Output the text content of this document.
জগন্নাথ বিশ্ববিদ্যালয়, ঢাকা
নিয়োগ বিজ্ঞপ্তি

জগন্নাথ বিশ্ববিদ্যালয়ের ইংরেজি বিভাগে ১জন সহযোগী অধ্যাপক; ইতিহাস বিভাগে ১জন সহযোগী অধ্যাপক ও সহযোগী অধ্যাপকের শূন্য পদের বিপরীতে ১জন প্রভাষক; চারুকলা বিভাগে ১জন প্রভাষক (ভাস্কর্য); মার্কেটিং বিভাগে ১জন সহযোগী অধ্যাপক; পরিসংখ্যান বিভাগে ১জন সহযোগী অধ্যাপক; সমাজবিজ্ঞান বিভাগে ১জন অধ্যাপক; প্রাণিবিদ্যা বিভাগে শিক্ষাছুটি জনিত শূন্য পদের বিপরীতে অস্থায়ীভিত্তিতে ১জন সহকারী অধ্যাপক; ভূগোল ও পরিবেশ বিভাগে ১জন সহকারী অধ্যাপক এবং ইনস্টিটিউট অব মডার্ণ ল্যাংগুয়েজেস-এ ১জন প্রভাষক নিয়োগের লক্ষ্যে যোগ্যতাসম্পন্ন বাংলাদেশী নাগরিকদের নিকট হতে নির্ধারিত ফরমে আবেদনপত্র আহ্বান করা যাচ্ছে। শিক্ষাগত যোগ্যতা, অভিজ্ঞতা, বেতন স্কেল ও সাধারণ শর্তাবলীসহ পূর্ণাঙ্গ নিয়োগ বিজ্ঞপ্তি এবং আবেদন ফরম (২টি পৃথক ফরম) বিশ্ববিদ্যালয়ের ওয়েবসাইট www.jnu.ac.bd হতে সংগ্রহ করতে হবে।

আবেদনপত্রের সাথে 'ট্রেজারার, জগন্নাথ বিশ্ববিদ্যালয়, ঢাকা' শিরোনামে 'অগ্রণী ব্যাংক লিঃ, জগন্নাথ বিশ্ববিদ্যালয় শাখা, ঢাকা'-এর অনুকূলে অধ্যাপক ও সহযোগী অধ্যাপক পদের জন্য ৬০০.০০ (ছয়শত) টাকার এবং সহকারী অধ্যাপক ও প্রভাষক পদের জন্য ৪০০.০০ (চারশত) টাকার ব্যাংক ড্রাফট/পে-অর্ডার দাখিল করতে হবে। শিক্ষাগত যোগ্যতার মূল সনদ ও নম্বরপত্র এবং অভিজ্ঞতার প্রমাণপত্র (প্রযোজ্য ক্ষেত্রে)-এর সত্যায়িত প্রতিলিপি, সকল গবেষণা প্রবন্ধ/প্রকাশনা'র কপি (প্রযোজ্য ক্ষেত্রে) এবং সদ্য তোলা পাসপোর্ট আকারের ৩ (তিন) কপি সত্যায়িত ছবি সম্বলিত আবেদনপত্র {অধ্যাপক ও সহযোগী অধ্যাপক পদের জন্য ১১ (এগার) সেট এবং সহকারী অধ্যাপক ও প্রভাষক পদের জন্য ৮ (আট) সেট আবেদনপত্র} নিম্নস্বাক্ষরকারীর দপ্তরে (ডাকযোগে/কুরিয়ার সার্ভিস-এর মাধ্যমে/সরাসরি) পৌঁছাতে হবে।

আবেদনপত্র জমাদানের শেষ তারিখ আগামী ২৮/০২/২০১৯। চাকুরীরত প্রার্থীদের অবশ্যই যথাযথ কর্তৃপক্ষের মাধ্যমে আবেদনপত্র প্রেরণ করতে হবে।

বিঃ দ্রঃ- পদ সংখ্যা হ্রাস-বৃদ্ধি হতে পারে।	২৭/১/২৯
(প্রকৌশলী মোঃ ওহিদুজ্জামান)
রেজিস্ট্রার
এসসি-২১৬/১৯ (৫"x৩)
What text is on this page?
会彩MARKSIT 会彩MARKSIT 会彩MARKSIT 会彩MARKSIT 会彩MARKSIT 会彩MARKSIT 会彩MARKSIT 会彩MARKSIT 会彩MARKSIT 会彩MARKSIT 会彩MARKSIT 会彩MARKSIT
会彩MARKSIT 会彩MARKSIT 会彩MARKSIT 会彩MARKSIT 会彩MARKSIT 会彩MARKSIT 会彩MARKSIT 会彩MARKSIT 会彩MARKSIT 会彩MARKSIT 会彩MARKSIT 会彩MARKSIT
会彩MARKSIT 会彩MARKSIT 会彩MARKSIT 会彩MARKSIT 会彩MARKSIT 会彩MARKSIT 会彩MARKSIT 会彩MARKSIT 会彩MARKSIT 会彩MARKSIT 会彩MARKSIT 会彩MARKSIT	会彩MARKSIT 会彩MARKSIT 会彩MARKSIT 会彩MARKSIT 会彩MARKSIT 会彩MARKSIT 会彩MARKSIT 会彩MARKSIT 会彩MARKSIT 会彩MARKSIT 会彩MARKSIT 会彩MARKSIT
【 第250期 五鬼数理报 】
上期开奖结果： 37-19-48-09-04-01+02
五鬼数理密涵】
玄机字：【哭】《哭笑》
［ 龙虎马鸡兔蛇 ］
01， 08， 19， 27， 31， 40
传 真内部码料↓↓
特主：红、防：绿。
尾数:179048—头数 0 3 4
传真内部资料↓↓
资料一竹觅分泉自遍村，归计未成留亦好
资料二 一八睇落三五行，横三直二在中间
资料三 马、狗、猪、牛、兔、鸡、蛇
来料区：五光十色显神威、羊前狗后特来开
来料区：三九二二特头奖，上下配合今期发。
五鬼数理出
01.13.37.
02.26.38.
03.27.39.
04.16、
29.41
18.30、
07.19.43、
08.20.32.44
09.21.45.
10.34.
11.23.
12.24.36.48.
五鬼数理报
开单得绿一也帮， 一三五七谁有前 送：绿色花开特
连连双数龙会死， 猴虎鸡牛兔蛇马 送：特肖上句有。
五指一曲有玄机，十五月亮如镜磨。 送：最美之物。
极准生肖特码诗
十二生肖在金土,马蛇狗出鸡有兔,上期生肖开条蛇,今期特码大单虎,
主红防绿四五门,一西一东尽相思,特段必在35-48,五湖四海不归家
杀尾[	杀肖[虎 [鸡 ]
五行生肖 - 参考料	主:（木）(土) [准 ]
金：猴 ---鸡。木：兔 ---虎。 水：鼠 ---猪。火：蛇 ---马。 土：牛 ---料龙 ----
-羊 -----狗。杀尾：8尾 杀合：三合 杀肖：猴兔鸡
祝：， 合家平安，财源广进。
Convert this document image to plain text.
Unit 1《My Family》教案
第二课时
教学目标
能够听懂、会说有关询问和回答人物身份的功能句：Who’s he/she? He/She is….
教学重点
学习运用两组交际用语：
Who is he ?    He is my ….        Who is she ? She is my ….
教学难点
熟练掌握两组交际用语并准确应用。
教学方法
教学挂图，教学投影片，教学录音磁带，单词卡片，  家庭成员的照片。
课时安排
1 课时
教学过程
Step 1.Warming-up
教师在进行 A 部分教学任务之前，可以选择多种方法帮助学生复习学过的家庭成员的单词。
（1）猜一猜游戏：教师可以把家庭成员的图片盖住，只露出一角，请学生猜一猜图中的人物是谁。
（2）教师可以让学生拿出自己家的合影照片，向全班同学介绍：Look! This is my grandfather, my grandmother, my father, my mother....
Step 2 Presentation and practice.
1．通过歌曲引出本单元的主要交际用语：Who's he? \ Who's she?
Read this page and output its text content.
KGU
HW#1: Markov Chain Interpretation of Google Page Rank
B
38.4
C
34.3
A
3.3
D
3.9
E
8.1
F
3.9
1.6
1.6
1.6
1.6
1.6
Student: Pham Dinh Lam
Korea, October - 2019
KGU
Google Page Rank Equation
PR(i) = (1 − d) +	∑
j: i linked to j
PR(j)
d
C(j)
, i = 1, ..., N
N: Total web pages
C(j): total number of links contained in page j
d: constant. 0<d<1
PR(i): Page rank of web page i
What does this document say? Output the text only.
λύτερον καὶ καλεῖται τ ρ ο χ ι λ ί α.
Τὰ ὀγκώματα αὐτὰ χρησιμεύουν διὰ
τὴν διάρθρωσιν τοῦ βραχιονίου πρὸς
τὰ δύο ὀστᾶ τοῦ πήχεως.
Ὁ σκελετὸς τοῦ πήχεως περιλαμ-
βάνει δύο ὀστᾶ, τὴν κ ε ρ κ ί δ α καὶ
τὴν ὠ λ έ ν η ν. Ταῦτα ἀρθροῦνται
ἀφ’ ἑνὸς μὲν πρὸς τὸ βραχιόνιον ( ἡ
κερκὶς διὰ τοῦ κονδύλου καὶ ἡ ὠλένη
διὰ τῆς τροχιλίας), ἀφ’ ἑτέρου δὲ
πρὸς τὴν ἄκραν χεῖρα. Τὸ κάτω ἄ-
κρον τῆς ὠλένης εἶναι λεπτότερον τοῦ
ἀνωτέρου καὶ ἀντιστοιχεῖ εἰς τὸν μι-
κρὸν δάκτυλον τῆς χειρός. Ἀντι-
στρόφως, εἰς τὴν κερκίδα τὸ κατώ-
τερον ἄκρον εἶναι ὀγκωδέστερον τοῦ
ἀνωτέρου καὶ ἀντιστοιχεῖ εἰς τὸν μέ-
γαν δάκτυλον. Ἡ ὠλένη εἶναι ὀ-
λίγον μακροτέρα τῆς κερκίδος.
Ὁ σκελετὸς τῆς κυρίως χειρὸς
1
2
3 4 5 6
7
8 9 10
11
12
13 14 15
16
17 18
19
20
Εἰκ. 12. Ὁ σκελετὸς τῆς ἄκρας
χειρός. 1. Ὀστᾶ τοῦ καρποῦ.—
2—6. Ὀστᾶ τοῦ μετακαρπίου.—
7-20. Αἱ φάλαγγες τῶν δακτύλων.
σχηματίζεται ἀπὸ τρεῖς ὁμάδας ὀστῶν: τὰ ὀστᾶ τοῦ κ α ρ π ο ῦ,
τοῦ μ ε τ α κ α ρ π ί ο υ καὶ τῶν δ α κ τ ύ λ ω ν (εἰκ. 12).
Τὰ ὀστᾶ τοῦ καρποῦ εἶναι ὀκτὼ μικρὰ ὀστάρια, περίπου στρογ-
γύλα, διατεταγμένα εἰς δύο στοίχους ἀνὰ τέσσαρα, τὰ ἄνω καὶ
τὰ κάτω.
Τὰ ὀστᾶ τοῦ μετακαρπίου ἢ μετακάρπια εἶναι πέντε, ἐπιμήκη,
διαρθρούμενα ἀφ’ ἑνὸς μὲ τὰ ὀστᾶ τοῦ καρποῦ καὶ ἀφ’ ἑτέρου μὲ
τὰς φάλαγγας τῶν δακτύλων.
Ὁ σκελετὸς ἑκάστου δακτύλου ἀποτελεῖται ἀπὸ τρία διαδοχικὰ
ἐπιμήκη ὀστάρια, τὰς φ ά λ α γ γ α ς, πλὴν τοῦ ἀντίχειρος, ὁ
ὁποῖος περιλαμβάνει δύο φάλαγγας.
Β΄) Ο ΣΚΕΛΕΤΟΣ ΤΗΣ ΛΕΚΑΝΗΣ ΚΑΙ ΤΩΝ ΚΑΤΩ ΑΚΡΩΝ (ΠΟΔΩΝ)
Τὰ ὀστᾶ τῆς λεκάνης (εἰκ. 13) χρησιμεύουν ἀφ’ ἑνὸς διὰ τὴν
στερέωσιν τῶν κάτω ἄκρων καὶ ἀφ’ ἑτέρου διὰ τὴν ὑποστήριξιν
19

++++++++++++++++++++

> **Exercise prompt**:
Gather and return every line that holds the string "text".

> **Task output**:
Output the text content of this document.
What text is on this page?
Convert this document image to plain text.
Read this page and output its text content.
What does this document say? Output the text only.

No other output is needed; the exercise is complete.